_What you should do_.
Output the material below in full, exactly as it is.

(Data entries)
-.-.-

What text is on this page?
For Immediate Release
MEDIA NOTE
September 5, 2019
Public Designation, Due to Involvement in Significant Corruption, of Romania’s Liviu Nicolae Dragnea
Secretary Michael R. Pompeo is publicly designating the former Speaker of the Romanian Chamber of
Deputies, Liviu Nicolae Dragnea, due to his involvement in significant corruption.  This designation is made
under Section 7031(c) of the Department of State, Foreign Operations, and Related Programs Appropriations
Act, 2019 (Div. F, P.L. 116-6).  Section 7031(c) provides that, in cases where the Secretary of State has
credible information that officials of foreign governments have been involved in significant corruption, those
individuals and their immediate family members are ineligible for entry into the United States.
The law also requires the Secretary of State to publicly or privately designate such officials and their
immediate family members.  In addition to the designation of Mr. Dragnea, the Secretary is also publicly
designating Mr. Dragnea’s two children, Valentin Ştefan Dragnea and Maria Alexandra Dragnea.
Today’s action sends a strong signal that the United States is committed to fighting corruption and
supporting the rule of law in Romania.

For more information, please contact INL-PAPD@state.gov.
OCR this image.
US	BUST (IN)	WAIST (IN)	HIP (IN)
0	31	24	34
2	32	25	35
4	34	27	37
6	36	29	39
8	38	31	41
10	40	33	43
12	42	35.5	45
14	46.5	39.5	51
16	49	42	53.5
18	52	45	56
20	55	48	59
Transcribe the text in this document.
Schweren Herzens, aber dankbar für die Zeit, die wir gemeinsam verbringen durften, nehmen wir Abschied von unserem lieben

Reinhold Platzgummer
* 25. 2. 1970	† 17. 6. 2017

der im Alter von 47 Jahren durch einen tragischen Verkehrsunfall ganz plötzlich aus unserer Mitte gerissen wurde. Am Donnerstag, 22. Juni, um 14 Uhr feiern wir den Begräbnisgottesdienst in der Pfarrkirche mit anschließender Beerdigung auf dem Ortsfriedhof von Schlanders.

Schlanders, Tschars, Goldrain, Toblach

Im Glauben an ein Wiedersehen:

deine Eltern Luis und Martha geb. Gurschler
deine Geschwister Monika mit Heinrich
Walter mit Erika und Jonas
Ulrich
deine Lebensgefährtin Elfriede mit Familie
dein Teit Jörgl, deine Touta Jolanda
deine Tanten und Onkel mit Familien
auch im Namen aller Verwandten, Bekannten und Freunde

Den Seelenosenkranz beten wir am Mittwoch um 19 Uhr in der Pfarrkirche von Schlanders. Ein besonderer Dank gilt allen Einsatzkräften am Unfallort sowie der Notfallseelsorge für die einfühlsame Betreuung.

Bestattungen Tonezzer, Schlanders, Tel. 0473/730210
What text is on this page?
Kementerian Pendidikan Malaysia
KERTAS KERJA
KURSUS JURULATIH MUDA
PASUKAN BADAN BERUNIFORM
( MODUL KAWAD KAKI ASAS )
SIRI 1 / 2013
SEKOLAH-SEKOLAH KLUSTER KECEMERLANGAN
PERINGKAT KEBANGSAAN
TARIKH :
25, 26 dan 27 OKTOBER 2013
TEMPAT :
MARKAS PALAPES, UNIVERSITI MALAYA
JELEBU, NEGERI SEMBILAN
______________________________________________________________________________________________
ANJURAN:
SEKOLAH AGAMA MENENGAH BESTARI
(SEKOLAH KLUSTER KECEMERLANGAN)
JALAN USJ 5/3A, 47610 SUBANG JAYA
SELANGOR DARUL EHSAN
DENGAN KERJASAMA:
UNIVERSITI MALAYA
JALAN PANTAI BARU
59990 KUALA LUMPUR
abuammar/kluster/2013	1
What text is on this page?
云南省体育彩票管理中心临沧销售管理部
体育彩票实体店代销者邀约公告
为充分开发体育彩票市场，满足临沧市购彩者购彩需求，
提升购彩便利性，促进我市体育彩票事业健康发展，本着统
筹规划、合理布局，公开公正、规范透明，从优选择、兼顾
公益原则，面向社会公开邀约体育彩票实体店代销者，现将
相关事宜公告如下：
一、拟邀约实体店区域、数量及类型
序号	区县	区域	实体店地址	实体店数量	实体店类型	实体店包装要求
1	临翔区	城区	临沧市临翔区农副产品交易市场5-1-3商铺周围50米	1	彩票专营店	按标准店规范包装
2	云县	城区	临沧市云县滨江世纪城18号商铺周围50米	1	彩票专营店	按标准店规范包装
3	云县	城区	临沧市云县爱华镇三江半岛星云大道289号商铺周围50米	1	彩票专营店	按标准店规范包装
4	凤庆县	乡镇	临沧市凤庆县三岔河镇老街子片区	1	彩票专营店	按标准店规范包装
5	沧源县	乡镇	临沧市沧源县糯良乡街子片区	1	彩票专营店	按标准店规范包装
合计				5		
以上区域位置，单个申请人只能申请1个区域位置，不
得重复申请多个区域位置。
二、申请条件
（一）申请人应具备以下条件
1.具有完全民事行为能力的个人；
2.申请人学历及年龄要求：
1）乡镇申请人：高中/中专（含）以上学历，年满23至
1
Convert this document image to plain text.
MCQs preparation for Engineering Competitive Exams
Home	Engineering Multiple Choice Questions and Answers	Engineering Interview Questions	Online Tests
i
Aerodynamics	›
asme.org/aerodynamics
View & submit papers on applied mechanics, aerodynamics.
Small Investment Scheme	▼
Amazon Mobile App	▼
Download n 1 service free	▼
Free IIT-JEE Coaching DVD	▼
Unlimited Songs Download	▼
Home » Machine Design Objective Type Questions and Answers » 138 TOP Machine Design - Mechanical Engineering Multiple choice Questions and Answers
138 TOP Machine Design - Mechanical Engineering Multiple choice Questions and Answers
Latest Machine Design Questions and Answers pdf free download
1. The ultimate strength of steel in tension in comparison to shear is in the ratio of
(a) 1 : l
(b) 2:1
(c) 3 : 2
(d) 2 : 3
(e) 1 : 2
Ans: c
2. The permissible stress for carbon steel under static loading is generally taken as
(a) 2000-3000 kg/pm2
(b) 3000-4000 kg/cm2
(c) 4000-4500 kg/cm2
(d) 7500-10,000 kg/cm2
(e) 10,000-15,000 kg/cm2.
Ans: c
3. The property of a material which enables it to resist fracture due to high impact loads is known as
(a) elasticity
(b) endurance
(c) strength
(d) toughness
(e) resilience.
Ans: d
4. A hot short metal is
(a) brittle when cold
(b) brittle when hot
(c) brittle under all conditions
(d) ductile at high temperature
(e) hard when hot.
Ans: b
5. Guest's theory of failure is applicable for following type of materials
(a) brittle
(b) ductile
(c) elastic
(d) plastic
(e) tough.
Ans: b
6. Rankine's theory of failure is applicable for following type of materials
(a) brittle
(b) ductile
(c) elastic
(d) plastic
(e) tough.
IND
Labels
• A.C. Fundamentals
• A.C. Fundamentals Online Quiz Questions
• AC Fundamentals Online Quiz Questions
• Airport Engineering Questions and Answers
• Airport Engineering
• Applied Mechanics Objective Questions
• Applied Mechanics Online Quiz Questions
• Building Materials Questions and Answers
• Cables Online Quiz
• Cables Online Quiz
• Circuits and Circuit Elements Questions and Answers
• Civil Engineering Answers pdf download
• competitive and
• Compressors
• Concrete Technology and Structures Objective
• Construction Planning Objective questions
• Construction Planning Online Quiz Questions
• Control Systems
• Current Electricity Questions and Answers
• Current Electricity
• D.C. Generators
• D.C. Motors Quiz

-.-.-

_Final answer_.
What text is on this page?
For Immediate Release
MEDIA NOTE
September 5, 2019
Public Designation, Due to Involvement in Significant Corruption, of Romania’s Liviu Nicolae Dragnea
Secretary Michael R. Pompeo is publicly designating the former Speaker of the Romanian Chamber of
Deputies, Liviu Nicolae Dragnea, due to his involvement in significant corruption.  This designation is made
under Section 7031(c) of the Department of State, Foreign Operations, and Related Programs Appropriations
Act, 2019 (Div. F, P.L. 116-6).  Section 7031(c) provides that, in cases where the Secretary of State has
credible information that officials of foreign governments have been involved in significant corruption, those
individuals and their immediate family members are ineligible for entry into the United States.
The law also requires the Secretary of State to publicly or privately designate such officials and their
immediate family members.  In addition to the designation of Mr. Dragnea, the Secretary is also publicly
designating Mr. Dragnea’s two children, Valentin Ştefan Dragnea and Maria Alexandra Dragnea.
Today’s action sends a strong signal that the United States is committed to fighting corruption and
supporting the rule of law in Romania.

For more information, please contact INL-PAPD@state.gov.
OCR this image.
US	BUST (IN)	WAIST (IN)	HIP (IN)
0	31	24	34
2	32	25	35
4	34	27	37
6	36	29	39
8	38	31	41
10	40	33	43
12	42	35.5	45
14	46.5	39.5	51
16	49	42	53.5
18	52	45	56
20	55	48	59
Transcribe the text in this document.
Schweren Herzens, aber dankbar für die Zeit, die wir gemeinsam verbringen durften, nehmen wir Abschied von unserem lieben

Reinhold Platzgummer
* 25. 2. 1970	† 17. 6. 2017

der im Alter von 47 Jahren durch einen tragischen Verkehrsunfall ganz plötzlich aus unserer Mitte gerissen wurde. Am Donnerstag, 22. Juni, um 14 Uhr feiern wir den Begräbnisgottesdienst in der Pfarrkirche mit anschließender Beerdigung auf dem Ortsfriedhof von Schlanders.

Schlanders, Tschars, Goldrain, Toblach

Im Glauben an ein Wiedersehen:

deine Eltern Luis und Martha geb. Gurschler
deine Geschwister Monika mit Heinrich
Walter mit Erika und Jonas
Ulrich
deine Lebensgefährtin Elfriede mit Familie
dein Teit Jörgl, deine Touta Jolanda
deine Tanten und Onkel mit Familien
auch im Namen aller Verwandten, Bekannten und Freunde

Den Seelenosenkranz beten wir am Mittwoch um 19 Uhr in der Pfarrkirche von Schlanders. Ein besonderer Dank gilt allen Einsatzkräften am Unfallort sowie der Notfallseelsorge für die einfühlsame Betreuung.

Bestattungen Tonezzer, Schlanders, Tel. 0473/730210
What text is on this page?
Kementerian Pendidikan Malaysia
KERTAS KERJA
KURSUS JURULATIH MUDA
PASUKAN BADAN BERUNIFORM
( MODUL KAWAD KAKI ASAS )
SIRI 1 / 2013
SEKOLAH-SEKOLAH KLUSTER KECEMERLANGAN
PERINGKAT KEBANGSAAN
TARIKH :
25, 26 dan 27 OKTOBER 2013
TEMPAT :
MARKAS PALAPES, UNIVERSITI MALAYA
JELEBU, NEGERI SEMBILAN
______________________________________________________________________________________________
ANJURAN:
SEKOLAH AGAMA MENENGAH BESTARI
(SEKOLAH KLUSTER KECEMERLANGAN)
JALAN USJ 5/3A, 47610 SUBANG JAYA
SELANGOR DARUL EHSAN
DENGAN KERJASAMA:
UNIVERSITI MALAYA
JALAN PANTAI BARU
59990 KUALA LUMPUR
abuammar/kluster/2013	1
What text is on this page?
云南省体育彩票管理中心临沧销售管理部
体育彩票实体店代销者邀约公告
为充分开发体育彩票市场，满足临沧市购彩者购彩需求，
提升购彩便利性，促进我市体育彩票事业健康发展，本着统
筹规划、合理布局，公开公正、规范透明，从优选择、兼顾
公益原则，面向社会公开邀约体育彩票实体店代销者，现将
相关事宜公告如下：
一、拟邀约实体店区域、数量及类型
序号	区县	区域	实体店地址	实体店数量	实体店类型	实体店包装要求
1	临翔区	城区	临沧市临翔区农副产品交易市场5-1-3商铺周围50米	1	彩票专营店	按标准店规范包装
2	云县	城区	临沧市云县滨江世纪城18号商铺周围50米	1	彩票专营店	按标准店规范包装
3	云县	城区	临沧市云县爱华镇三江半岛星云大道289号商铺周围50米	1	彩票专营店	按标准店规范包装
4	凤庆县	乡镇	临沧市凤庆县三岔河镇老街子片区	1	彩票专营店	按标准店规范包装
5	沧源县	乡镇	临沧市沧源县糯良乡街子片区	1	彩票专营店	按标准店规范包装
合计				5		
以上区域位置，单个申请人只能申请1个区域位置，不
得重复申请多个区域位置。
二、申请条件
（一）申请人应具备以下条件
1.具有完全民事行为能力的个人；
2.申请人学历及年龄要求：
1）乡镇申请人：高中/中专（含）以上学历，年满23至
1
Convert this document image to plain text.
MCQs preparation for Engineering Competitive Exams
Home	Engineering Multiple Choice Questions and Answers	Engineering Interview Questions	Online Tests
i
Aerodynamics	›
asme.org/aerodynamics
View & submit papers on applied mechanics, aerodynamics.
Small Investment Scheme	▼
Amazon Mobile App	▼
Download n 1 service free	▼
Free IIT-JEE Coaching DVD	▼
Unlimited Songs Download	▼
Home » Machine Design Objective Type Questions and Answers » 138 TOP Machine Design - Mechanical Engineering Multiple choice Questions and Answers
138 TOP Machine Design - Mechanical Engineering Multiple choice Questions and Answers
Latest Machine Design Questions and Answers pdf free download
1. The ultimate strength of steel in tension in comparison to shear is in the ratio of
(a) 1 : l
(b) 2:1
(c) 3 : 2
(d) 2 : 3
(e) 1 : 2
Ans: c
2. The permissible stress for carbon steel under static loading is generally taken as
(a) 2000-3000 kg/pm2
(b) 3000-4000 kg/cm2
(c) 4000-4500 kg/cm2
(d) 7500-10,000 kg/cm2
(e) 10,000-15,000 kg/cm2.
Ans: c
3. The property of a material which enables it to resist fracture due to high impact loads is known as
(a) elasticity
(b) endurance
(c) strength
(d) toughness
(e) resilience.
Ans: d
4. A hot short metal is
(a) brittle when cold
(b) brittle when hot
(c) brittle under all conditions
(d) ductile at high temperature
(e) hard when hot.
Ans: b
5. Guest's theory of failure is applicable for following type of materials
(a) brittle
(b) ductile
(c) elastic
(d) plastic
(e) tough.
Ans: b
6. Rankine's theory of failure is applicable for following type of materials
(a) brittle
(b) ductile
(c) elastic
(d) plastic
(e) tough.
IND
Labels
• A.C. Fundamentals
• A.C. Fundamentals Online Quiz Questions
• AC Fundamentals Online Quiz Questions
• Airport Engineering Questions and Answers
• Airport Engineering
• Applied Mechanics Objective Questions
• Applied Mechanics Online Quiz Questions
• Building Materials Questions and Answers
• Cables Online Quiz
• Cables Online Quiz
• Circuits and Circuit Elements Questions and Answers
• Civil Engineering Answers pdf download
• competitive and
• Compressors
• Concrete Technology and Structures Objective
• Construction Planning Objective questions
• Construction Planning Online Quiz Questions
• Control Systems
• Current Electricity Questions and Answers
• Current Electricity
• D.C. Generators
• D.C. Motors Quiz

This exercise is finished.